● **Your task**
Using the records below, report how many lines hold "this", with no extra text.

● **Entries**
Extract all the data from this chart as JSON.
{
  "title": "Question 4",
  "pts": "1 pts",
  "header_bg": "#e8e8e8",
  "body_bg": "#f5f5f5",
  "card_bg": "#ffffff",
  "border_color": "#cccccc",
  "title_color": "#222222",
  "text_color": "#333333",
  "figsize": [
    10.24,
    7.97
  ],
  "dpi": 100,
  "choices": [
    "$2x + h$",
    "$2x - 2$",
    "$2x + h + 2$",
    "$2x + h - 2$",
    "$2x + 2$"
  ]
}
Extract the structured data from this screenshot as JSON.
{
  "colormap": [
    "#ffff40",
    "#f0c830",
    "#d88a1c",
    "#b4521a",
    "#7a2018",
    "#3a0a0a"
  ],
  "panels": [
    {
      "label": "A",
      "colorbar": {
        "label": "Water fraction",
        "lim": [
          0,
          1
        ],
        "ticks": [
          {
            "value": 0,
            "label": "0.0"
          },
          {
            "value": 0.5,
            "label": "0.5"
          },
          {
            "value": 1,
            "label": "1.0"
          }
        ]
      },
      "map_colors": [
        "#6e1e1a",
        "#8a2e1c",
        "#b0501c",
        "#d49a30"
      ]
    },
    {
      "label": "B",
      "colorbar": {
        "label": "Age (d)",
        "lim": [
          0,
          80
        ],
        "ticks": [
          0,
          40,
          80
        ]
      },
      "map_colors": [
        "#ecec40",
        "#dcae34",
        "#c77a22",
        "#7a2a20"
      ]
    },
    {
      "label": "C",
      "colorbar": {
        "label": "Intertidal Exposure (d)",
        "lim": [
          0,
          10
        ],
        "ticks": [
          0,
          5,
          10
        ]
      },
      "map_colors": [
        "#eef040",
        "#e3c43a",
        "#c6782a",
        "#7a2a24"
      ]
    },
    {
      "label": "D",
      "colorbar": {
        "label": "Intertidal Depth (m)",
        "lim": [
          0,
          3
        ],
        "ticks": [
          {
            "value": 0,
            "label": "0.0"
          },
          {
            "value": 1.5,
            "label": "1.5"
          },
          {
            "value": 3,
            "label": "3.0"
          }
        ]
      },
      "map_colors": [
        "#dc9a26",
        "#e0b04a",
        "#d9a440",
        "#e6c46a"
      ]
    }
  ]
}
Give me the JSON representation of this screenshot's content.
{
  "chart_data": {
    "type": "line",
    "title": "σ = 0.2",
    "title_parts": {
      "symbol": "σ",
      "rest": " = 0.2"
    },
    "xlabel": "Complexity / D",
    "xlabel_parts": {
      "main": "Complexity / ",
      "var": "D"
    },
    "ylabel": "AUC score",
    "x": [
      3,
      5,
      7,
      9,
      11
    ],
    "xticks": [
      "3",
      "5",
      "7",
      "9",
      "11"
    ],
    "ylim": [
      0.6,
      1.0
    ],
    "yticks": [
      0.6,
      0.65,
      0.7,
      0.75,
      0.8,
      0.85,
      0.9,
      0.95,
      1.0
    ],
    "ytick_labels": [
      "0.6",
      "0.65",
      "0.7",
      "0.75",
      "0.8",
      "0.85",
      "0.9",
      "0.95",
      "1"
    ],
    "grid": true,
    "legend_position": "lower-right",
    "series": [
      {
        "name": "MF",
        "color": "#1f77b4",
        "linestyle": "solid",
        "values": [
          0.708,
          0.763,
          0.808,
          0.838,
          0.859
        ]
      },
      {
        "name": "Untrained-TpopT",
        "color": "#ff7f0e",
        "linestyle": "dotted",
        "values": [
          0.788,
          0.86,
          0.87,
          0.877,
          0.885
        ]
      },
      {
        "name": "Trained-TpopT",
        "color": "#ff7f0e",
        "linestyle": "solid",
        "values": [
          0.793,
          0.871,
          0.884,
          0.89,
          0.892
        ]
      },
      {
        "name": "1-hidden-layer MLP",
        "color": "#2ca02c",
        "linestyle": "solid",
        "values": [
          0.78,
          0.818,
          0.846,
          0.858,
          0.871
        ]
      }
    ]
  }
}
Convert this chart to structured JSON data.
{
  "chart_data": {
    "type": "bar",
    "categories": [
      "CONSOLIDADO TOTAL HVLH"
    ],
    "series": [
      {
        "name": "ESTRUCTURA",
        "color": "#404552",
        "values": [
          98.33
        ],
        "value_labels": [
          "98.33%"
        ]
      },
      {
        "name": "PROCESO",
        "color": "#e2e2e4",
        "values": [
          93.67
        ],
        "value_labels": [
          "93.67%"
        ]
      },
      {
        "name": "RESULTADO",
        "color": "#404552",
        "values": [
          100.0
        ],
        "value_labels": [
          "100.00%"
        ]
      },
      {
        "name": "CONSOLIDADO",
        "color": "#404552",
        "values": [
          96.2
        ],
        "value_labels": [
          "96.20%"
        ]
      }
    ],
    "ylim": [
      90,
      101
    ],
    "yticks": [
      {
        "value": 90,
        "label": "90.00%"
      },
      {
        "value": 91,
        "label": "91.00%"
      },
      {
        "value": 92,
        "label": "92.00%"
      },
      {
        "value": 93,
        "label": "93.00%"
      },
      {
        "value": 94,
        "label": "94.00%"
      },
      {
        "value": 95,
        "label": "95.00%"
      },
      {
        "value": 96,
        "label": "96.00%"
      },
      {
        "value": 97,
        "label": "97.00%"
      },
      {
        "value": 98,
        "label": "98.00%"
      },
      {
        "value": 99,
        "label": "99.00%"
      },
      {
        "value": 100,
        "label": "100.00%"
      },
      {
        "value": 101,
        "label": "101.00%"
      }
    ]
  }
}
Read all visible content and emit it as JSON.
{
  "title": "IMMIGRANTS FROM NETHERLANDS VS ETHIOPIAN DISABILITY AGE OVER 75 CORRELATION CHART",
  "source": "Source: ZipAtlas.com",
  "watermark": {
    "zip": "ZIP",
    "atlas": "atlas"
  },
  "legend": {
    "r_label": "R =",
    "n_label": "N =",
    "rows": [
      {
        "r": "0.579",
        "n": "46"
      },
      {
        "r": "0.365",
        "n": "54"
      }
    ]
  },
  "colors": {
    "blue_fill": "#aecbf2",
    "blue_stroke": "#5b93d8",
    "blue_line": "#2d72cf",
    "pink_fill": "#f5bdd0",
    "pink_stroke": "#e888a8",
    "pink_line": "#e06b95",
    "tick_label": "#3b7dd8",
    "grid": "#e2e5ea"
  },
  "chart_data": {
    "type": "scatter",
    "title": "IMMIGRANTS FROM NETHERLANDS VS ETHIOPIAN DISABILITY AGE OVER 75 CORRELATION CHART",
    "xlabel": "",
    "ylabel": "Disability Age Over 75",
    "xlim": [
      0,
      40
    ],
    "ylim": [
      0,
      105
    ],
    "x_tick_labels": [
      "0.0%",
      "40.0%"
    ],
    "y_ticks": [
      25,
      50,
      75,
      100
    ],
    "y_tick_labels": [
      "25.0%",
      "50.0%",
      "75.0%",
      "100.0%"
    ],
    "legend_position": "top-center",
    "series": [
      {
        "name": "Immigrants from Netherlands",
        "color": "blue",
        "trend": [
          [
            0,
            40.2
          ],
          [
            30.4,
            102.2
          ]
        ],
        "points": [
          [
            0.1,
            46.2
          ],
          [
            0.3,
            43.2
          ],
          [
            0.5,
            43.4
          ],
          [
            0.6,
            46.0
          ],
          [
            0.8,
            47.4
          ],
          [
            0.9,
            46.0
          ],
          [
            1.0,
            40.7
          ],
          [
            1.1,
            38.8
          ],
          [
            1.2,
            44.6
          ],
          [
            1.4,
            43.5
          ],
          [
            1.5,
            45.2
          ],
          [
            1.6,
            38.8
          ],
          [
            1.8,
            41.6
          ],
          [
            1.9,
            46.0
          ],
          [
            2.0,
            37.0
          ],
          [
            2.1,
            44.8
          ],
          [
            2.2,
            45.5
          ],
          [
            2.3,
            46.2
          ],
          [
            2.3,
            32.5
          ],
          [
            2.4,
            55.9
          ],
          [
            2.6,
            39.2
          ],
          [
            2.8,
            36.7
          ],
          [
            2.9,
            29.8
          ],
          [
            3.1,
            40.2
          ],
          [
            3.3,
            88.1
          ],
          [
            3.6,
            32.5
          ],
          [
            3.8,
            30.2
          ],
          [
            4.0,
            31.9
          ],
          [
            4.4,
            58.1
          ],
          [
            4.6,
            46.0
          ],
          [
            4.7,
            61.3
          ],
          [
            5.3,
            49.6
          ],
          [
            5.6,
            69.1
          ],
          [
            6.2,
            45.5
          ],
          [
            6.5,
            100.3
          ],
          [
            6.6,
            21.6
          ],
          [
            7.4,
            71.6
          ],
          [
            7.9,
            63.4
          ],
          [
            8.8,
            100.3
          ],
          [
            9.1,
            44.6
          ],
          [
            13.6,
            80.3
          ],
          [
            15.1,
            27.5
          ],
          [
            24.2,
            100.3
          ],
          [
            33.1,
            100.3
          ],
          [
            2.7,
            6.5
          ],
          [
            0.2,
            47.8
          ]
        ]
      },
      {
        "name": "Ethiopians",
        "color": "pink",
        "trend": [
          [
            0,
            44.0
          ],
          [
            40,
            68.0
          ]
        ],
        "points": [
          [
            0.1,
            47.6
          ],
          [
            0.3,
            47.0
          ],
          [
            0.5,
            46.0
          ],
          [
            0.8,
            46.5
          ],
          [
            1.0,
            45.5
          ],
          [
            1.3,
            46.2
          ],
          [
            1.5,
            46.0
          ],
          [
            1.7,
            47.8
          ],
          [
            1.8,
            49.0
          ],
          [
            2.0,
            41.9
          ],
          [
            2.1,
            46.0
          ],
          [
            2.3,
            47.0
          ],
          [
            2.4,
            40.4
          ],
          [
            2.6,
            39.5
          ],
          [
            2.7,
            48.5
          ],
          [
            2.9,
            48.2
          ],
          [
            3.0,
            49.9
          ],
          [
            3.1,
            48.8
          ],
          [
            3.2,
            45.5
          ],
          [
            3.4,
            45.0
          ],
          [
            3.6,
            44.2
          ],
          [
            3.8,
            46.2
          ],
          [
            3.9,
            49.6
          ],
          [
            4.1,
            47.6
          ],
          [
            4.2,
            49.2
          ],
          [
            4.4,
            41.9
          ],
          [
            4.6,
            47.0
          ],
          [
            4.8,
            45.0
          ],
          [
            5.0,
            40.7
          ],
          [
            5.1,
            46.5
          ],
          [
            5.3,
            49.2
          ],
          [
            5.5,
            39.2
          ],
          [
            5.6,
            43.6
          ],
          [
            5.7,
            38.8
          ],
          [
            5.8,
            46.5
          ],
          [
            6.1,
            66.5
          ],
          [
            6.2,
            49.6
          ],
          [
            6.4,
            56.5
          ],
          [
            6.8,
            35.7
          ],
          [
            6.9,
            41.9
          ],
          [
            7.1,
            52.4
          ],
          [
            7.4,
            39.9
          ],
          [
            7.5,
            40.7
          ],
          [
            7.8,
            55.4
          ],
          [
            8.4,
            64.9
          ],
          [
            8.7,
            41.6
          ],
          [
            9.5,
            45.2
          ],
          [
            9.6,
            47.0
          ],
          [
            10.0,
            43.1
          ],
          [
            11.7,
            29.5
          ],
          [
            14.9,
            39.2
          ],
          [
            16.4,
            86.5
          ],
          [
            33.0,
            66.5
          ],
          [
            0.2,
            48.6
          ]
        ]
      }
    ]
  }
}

● **Written solution**
4